Requirement: Retype the listing below line for line, without changing anything.

>>

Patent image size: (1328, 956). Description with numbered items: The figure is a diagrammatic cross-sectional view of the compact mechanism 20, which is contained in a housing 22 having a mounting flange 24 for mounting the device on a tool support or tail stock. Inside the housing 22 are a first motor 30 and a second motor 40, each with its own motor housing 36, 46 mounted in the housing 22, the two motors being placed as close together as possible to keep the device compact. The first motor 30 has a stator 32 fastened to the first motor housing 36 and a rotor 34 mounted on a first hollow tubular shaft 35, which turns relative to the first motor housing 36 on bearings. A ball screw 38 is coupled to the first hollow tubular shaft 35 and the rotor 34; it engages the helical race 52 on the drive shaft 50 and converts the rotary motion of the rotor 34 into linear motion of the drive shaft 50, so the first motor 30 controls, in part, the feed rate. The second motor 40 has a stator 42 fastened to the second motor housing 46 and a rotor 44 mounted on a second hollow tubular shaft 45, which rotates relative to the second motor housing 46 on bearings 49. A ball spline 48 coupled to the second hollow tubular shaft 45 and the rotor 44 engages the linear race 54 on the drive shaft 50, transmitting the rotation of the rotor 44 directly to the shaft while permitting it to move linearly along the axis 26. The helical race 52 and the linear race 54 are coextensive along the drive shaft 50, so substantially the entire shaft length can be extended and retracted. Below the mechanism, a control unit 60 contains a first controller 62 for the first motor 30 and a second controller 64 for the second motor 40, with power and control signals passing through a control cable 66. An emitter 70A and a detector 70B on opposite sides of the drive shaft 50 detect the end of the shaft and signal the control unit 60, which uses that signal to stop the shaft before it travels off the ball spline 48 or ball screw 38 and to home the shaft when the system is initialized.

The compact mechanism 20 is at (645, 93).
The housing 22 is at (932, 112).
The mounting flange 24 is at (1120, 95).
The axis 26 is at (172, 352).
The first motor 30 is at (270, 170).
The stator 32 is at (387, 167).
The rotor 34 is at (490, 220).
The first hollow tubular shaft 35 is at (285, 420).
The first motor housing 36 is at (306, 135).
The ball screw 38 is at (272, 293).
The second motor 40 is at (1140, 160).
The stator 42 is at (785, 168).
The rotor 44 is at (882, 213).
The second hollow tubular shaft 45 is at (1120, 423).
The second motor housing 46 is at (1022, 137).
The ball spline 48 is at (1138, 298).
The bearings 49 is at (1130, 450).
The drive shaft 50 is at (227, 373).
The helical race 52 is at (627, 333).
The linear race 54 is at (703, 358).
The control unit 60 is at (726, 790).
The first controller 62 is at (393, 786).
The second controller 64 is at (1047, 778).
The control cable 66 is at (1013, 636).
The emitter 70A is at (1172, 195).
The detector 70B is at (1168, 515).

<<

Complete answer:
Patent image size: (1328, 956). Description with numbered items: The figure is a diagrammatic cross-sectional view of the compact mechanism 20, which is contained in a housing 22 having a mounting flange 24 for mounting the device on a tool support or tail stock. Inside the housing 22 are a first motor 30 and a second motor 40, each with its own motor housing 36, 46 mounted in the housing 22, the two motors being placed as close together as possible to keep the device compact. The first motor 30 has a stator 32 fastened to the first motor housing 36 and a rotor 34 mounted on a first hollow tubular shaft 35, which turns relative to the first motor housing 36 on bearings. A ball screw 38 is coupled to the first hollow tubular shaft 35 and the rotor 34; it engages the helical race 52 on the drive shaft 50 and converts the rotary motion of the rotor 34 into linear motion of the drive shaft 50, so the first motor 30 controls, in part, the feed rate. The second motor 40 has a stator 42 fastened to the second motor housing 46 and a rotor 44 mounted on a second hollow tubular shaft 45, which rotates relative to the second motor housing 46 on bearings 49. A ball spline 48 coupled to the second hollow tubular shaft 45 and the rotor 44 engages the linear race 54 on the drive shaft 50, transmitting the rotation of the rotor 44 directly to the shaft while permitting it to move linearly along the axis 26. The helical race 52 and the linear race 54 are coextensive along the drive shaft 50, so substantially the entire shaft length can be extended and retracted. Below the mechanism, a control unit 60 contains a first controller 62 for the first motor 30 and a second controller 64 for the second motor 40, with power and control signals passing through a control cable 66. An emitter 70A and a detector 70B on opposite sides of the drive shaft 50 detect the end of the shaft and signal the control unit 60, which uses that signal to stop the shaft before it travels off the ball spline 48 or ball screw 38 and to home the shaft when the system is initialized.

The compact mechanism 20 is at (645, 93).
The housing 22 is at (932, 112).
The mounting flange 24 is at (1120, 95).
The axis 26 is at (172, 352).
The first motor 30 is at (270, 170).
The stator 32 is at (387, 167).
The rotor 34 is at (490, 220).
The first hollow tubular shaft 35 is at (285, 420).
The first motor housing 36 is at (306, 135).
The ball screw 38 is at (272, 293).
The second motor 40 is at (1140, 160).
The stator 42 is at (785, 168).
The rotor 44 is at (882, 213).
The second hollow tubular shaft 45 is at (1120, 423).
The second motor housing 46 is at (1022, 137).
The ball spline 48 is at (1138, 298).
The bearings 49 is at (1130, 450).
The drive shaft 50 is at (227, 373).
The helical race 52 is at (627, 333).
The linear race 54 is at (703, 358).
The control unit 60 is at (726, 790).
The first controller 62 is at (393, 786).
The second controller 64 is at (1047, 778).
The control cable 66 is at (1013, 636).
The emitter 70A is at (1172, 195).
The detector 70B is at (1168, 515).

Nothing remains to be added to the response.